WHAT THIS TASK INVOLVES — Find every line in the records that holds the string "covered". Copy each one.

STORED DATA —
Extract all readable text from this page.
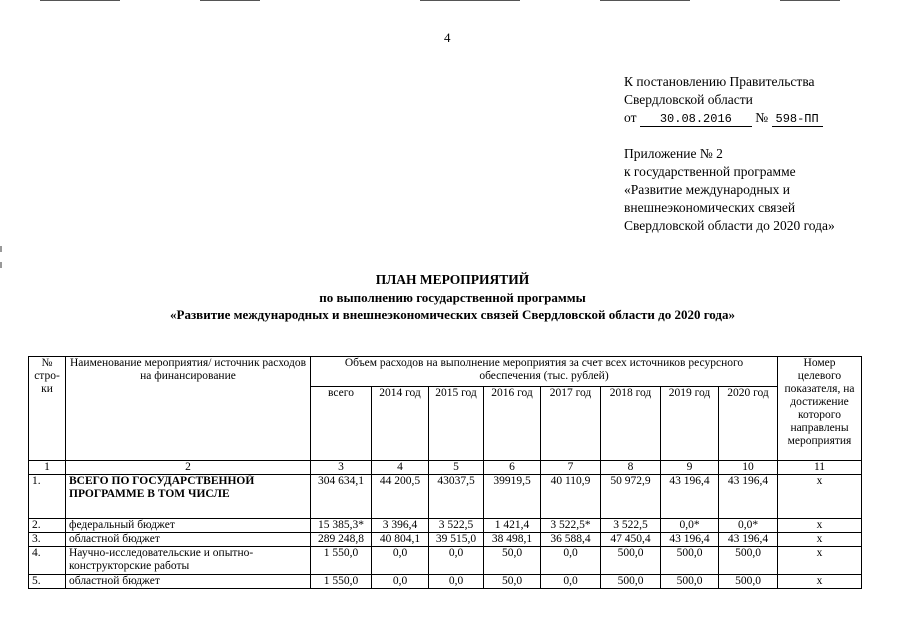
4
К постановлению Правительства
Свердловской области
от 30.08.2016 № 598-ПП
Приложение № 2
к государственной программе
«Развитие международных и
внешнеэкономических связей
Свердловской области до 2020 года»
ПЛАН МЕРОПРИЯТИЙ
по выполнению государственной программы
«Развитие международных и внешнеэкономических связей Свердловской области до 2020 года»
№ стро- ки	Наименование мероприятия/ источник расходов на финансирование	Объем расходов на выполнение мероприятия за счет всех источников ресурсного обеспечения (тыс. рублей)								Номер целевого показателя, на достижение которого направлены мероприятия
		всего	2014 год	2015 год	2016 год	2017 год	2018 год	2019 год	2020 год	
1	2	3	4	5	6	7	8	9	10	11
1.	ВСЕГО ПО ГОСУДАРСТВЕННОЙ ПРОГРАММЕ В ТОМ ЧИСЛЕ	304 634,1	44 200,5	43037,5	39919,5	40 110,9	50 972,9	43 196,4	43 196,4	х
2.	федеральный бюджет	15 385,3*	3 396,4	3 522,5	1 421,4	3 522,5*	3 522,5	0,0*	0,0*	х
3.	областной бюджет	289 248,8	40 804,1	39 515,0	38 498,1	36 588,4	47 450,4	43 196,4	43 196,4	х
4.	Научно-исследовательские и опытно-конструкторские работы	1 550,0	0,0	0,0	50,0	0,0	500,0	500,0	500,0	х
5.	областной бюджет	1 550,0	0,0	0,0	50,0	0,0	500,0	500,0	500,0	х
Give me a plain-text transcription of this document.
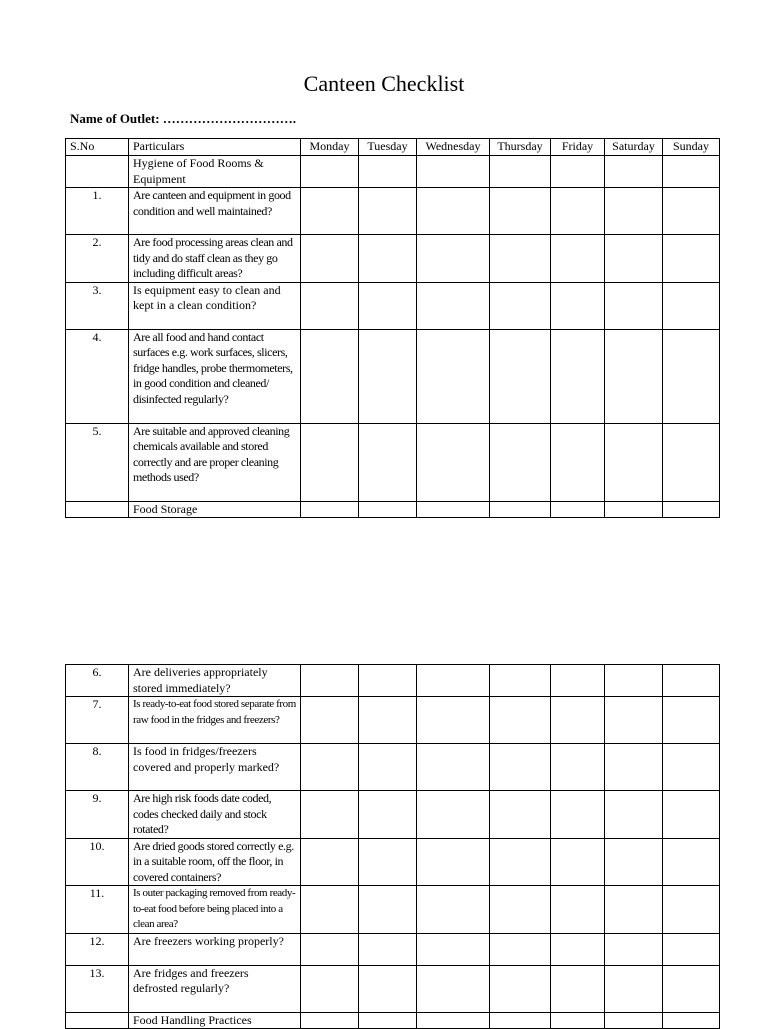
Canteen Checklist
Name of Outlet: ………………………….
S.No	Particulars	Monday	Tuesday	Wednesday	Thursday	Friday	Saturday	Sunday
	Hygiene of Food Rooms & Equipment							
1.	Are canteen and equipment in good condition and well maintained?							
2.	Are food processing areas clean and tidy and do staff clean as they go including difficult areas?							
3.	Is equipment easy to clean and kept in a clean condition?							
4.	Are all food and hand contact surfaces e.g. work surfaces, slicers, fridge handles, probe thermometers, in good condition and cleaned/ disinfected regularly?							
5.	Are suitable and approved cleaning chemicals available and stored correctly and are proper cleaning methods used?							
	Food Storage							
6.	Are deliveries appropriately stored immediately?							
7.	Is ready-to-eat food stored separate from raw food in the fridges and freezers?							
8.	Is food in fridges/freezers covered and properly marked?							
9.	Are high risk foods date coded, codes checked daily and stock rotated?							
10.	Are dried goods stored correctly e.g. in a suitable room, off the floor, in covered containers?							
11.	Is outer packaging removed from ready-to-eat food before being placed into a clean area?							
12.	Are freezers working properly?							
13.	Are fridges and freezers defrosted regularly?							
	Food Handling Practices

FINISHED EXERCISE —
8.	Is food in fridges/freezers covered and properly marked?							
10.	Are dried goods stored correctly e.g. in a suitable room, off the floor, in covered containers?							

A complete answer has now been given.